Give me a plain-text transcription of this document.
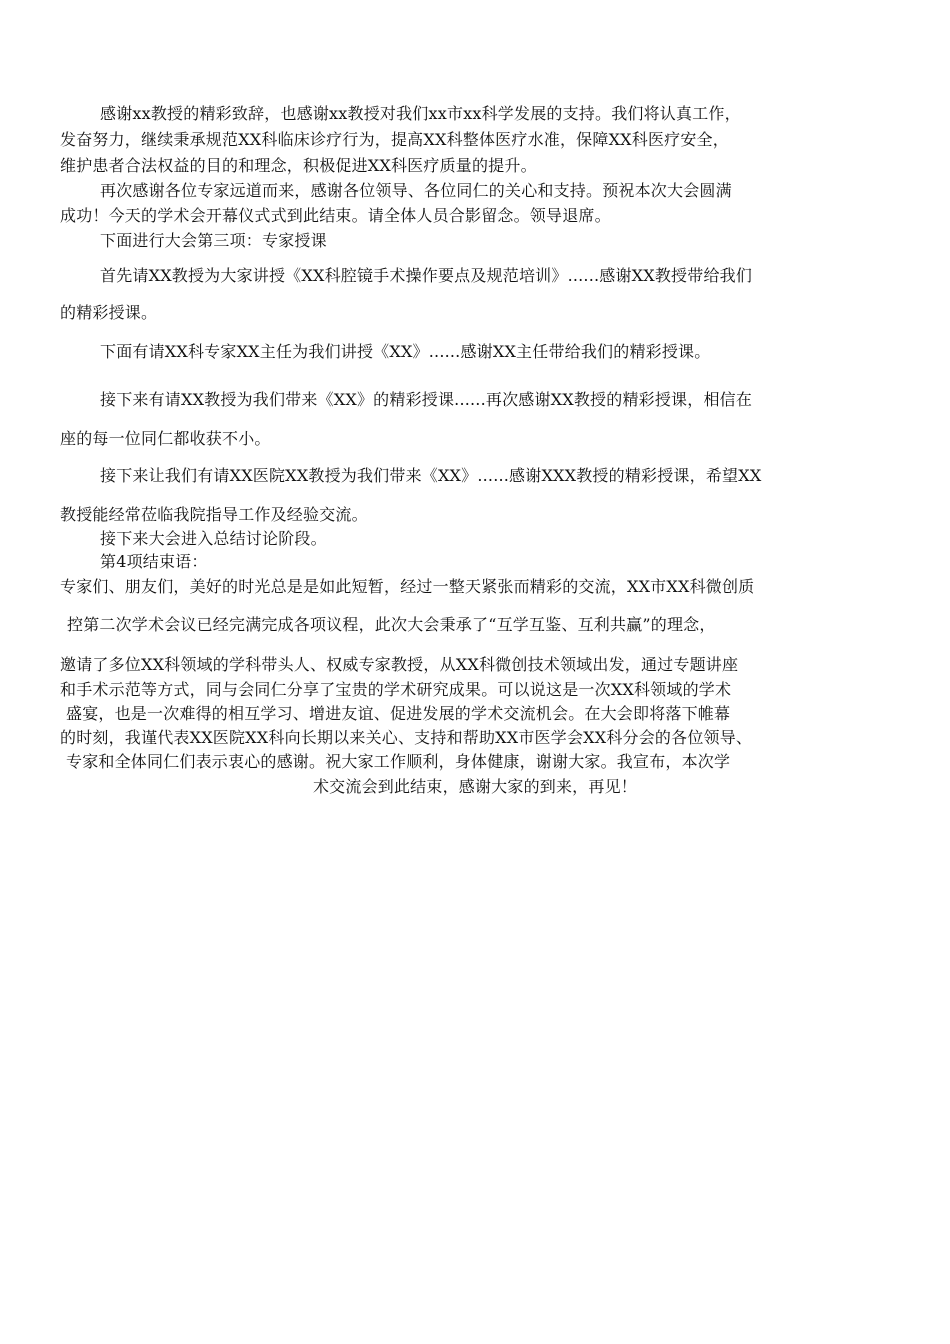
感谢xx教授的精彩致辞，也感谢xx教授对我们xx市xx科学发展的支持。我们将认真工作，
发奋努力，继续秉承规范XX科临床诊疗行为，提高XX科整体医疗水准，保障XX科医疗安全，
维护患者合法权益的目的和理念，积极促进XX科医疗质量的提升。
再次感谢各位专家远道而来，感谢各位领导、各位同仁的关心和支持。预祝本次大会圆满
成功！今天的学术会开幕仪式式到此结束。请全体人员合影留念。领导退席。
下面进行大会第三项：专家授课
首先请XX教授为大家讲授《XX科腔镜手术操作要点及规范培训》......感谢XX教授带给我们
的精彩授课。
下面有请XX科专家XX主任为我们讲授《XX》......感谢XX主任带给我们的精彩授课。
接下来有请XX教授为我们带来《XX》的精彩授课......再次感谢XX教授的精彩授课，相信在
座的每一位同仁都收获不小。
接下来让我们有请XX医院XX教授为我们带来《XX》......感谢XXX教授的精彩授课，希望XX
教授能经常莅临我院指导工作及经验交流。
接下来大会进入总结讨论阶段。
第4项结束语：
专家们、朋友们，美好的时光总是是如此短暂，经过一整天紧张而精彩的交流，XX市XX科微创质
控第二次学术会议已经完满完成各项议程，此次大会秉承了“互学互鉴、互利共赢”的理念，
邀请了多位XX科领域的学科带头人、权威专家教授，从XX科微创技术领域出发，通过专题讲座
和手术示范等方式，同与会同仁分享了宝贵的学术研究成果。可以说这是一次XX科领域的学术
盛宴，也是一次难得的相互学习、增进友谊、促进发展的学术交流机会。在大会即将落下帷幕
的时刻，我谨代表XX医院XX科向长期以来关心、支持和帮助XX市医学会XX科分会的各位领导、
专家和全体同仁们表示衷心的感谢。祝大家工作顺利，身体健康，谢谢大家。我宣布，本次学
术交流会到此结束，感谢大家的到来，再见！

⁂

From the material above, copy everything exactly but the pictures.

Output
Give me a plain-text transcription of this document.
感谢xx教授的精彩致辞，也感谢xx教授对我们xx市xx科学发展的支持。我们将认真工作，
发奋努力，继续秉承规范XX科临床诊疗行为，提高XX科整体医疗水准，保障XX科医疗安全，
维护患者合法权益的目的和理念，积极促进XX科医疗质量的提升。
再次感谢各位专家远道而来，感谢各位领导、各位同仁的关心和支持。预祝本次大会圆满
成功！今天的学术会开幕仪式式到此结束。请全体人员合影留念。领导退席。
下面进行大会第三项：专家授课
首先请XX教授为大家讲授《XX科腔镜手术操作要点及规范培训》......感谢XX教授带给我们
的精彩授课。
下面有请XX科专家XX主任为我们讲授《XX》......感谢XX主任带给我们的精彩授课。
接下来有请XX教授为我们带来《XX》的精彩授课......再次感谢XX教授的精彩授课，相信在
座的每一位同仁都收获不小。
接下来让我们有请XX医院XX教授为我们带来《XX》......感谢XXX教授的精彩授课，希望XX
教授能经常莅临我院指导工作及经验交流。
接下来大会进入总结讨论阶段。
第4项结束语：
专家们、朋友们，美好的时光总是是如此短暂，经过一整天紧张而精彩的交流，XX市XX科微创质
控第二次学术会议已经完满完成各项议程，此次大会秉承了“互学互鉴、互利共赢”的理念，
邀请了多位XX科领域的学科带头人、权威专家教授，从XX科微创技术领域出发，通过专题讲座
和手术示范等方式，同与会同仁分享了宝贵的学术研究成果。可以说这是一次XX科领域的学术
盛宴，也是一次难得的相互学习、增进友谊、促进发展的学术交流机会。在大会即将落下帷幕
的时刻，我谨代表XX医院XX科向长期以来关心、支持和帮助XX市医学会XX科分会的各位领导、
专家和全体同仁们表示衷心的感谢。祝大家工作顺利，身体健康，谢谢大家。我宣布，本次学
术交流会到此结束，感谢大家的到来，再见！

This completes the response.